→ **Prompt**:
Examine the records and identify each line that includes the string "兰台内外". Copy those lines.

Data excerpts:
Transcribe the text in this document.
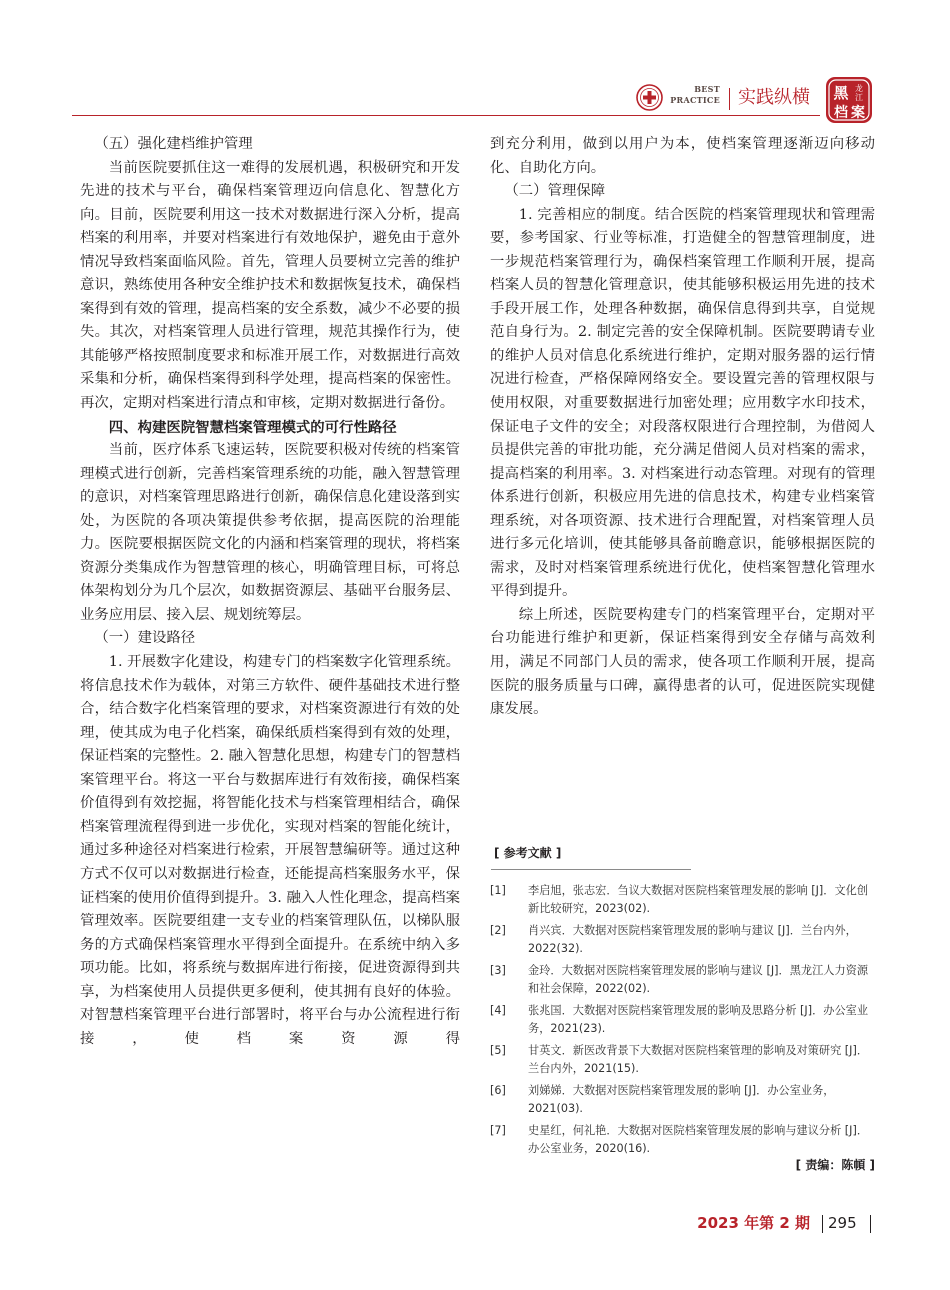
BEST
PRACTICE 实践纵横 黑 龙
江
档 案

（五）强化建档维护管理

当前医院要抓住这一难得的发展机遇，积极研究和开发先进的技术与平台，确保档案管理迈向信息化、智慧化方向。目前，医院要利用这一技术对数据进行深入分析，提高档案的利用率，并要对档案进行有效地保护，避免由于意外情况导致档案面临风险。首先，管理人员要树立完善的维护意识，熟练使用各种安全维护技术和数据恢复技术，确保档案得到有效的管理，提高档案的安全系数，减少不必要的损失。其次，对档案管理人员进行管理，规范其操作行为，使其能够严格按照制度要求和标准开展工作，对数据进行高效采集和分析，确保档案得到科学处理，提高档案的保密性。再次，定期对档案进行清点和审核，定期对数据进行备份。

四、构建医院智慧档案管理模式的可行性路径

当前，医疗体系飞速运转，医院要积极对传统的档案管理模式进行创新，完善档案管理系统的功能，融入智慧管理的意识，对档案管理思路进行创新，确保信息化建设落到实处，为医院的各项决策提供参考依据，提高医院的治理能力。医院要根据医院文化的内涵和档案管理的现状，将档案资源分类集成作为智慧管理的核心，明确管理目标，可将总体架构划分为几个层次，如数据资源层、基础平台服务层、业务应用层、接入层、规划统筹层。

（一）建设路径

1. 开展数字化建设，构建专门的档案数字化管理系统。将信息技术作为载体，对第三方软件、硬件基础技术进行整合，结合数字化档案管理的要求，对档案资源进行有效的处理，使其成为电子化档案，确保纸质档案得到有效的处理，保证档案的完整性。2. 融入智慧化思想，构建专门的智慧档案管理平台。将这一平台与数据库进行有效衔接，确保档案价值得到有效挖掘，将智能化技术与档案管理相结合，确保档案管理流程得到进一步优化，实现对档案的智能化统计，通过多种途径对档案进行检索，开展智慧编研等。通过这种方式不仅可以对数据进行检查，还能提高档案服务水平，保证档案的使用价值得到提升。3. 融入人性化理念，提高档案管理效率。医院要组建一支专业的档案管理队伍，以梯队服务的方式确保档案管理水平得到全面提升。在系统中纳入多项功能。比如，将系统与数据库进行衔接，促进资源得到共享，为档案使用人员提供更多便利，使其拥有良好的体验。对智慧档案管理平台进行部署时，将平台与办公流程进行衔接，使档案资源得

到充分利用，做到以用户为本，使档案管理逐渐迈向移动化、自助化方向。

（二）管理保障

1. 完善相应的制度。结合医院的档案管理现状和管理需要，参考国家、行业等标准，打造健全的智慧管理制度，进一步规范档案管理行为，确保档案管理工作顺利开展，提高档案人员的智慧化管理意识，使其能够积极运用先进的技术手段开展工作，处理各种数据，确保信息得到共享，自觉规范自身行为。2. 制定完善的安全保障机制。医院要聘请专业的维护人员对信息化系统进行维护，定期对服务器的运行情况进行检查，严格保障网络安全。要设置完善的管理权限与使用权限，对重要数据进行加密处理；应用数字水印技术，保证电子文件的安全；对段落权限进行合理控制，为借阅人员提供完善的审批功能，充分满足借阅人员对档案的需求，提高档案的利用率。3. 对档案进行动态管理。对现有的管理体系进行创新，积极应用先进的信息技术，构建专业档案管理系统，对各项资源、技术进行合理配置，对档案管理人员进行多元化培训，使其能够具备前瞻意识，能够根据医院的需求，及时对档案管理系统进行优化，使档案智慧化管理水平得到提升。

综上所述，医院要构建专门的档案管理平台，定期对平台功能进行维护和更新，保证档案得到安全存储与高效利用，满足不同部门人员的需求，使各项工作顺利开展，提高医院的服务质量与口碑，赢得患者的认可，促进医院实现健康发展。

[ 参考文献 ]
[1] 李启旭，张志宏．刍议大数据对医院档案管理发展的影响 [J]．文化创新比较研究，2023(02).
[2] 肖兴宾．大数据对医院档案管理发展的影响与建议 [J]．兰台内外，2022(32).
[3] 金玲．大数据对医院档案管理发展的影响与建议 [J]．黑龙江人力资源和社会保障，2022(02).
[4] 张兆国．大数据对医院档案管理发展的影响及思路分析 [J]．办公室业务，2021(23).
[5] 甘英文．新医改背景下大数据对医院档案管理的影响及对策研究 [J]．兰台内外，2021(15).
[6] 刘娣娣．大数据对医院档案管理发展的影响 [J]．办公室业务，2021(03).
[7] 史星红，何礼艳．大数据对医院档案管理发展的影响与建议分析 [J]．办公室业务，2020(16).
[ 责编：陈幁 ]
2023 年第 2 期 295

→ **Reply**:
[2] 肖兴宾．大数据对医院档案管理发展的影响与建议 [J]．兰台内外，2022(32).
[5] 甘英文．新医改背景下大数据对医院档案管理的影响及对策研究 [J]．兰台内外，2021(15).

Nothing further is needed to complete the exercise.